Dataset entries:
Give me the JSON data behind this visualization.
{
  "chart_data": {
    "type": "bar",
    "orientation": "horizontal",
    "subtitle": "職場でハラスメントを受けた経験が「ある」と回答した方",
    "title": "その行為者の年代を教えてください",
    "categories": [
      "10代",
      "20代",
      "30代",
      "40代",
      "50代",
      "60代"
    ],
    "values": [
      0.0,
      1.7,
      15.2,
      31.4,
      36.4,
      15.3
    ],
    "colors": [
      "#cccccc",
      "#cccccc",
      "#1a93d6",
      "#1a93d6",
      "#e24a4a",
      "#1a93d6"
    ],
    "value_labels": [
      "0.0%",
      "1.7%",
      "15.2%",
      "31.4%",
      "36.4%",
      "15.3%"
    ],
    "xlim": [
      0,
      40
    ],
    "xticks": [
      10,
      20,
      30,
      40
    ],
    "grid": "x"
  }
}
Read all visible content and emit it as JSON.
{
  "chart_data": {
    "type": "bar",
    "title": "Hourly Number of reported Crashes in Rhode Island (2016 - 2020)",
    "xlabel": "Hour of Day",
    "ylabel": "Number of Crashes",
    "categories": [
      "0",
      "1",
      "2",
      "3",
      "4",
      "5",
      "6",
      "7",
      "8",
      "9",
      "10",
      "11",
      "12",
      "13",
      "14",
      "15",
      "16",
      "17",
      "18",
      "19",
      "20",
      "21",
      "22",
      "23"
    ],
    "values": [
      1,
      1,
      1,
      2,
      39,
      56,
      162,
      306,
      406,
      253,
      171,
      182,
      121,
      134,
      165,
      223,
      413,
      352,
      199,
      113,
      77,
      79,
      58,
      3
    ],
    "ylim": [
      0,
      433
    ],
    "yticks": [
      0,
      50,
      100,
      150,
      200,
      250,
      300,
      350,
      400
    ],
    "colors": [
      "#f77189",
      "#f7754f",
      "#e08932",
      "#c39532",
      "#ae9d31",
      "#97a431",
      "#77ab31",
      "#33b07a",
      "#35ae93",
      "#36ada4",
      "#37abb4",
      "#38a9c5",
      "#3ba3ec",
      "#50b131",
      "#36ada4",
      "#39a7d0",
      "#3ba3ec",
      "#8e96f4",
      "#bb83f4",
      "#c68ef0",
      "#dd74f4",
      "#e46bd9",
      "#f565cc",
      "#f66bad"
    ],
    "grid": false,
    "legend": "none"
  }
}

• PROBLEM TO WORK ON: Find the word "Crashes" in the entries above and gather every line that holds it.

• FINAL ANSWER:
    "title": "Hourly Number of reported Crashes in Rhode Island (2016 - 2020)",
    "ylabel": "Number of Crashes",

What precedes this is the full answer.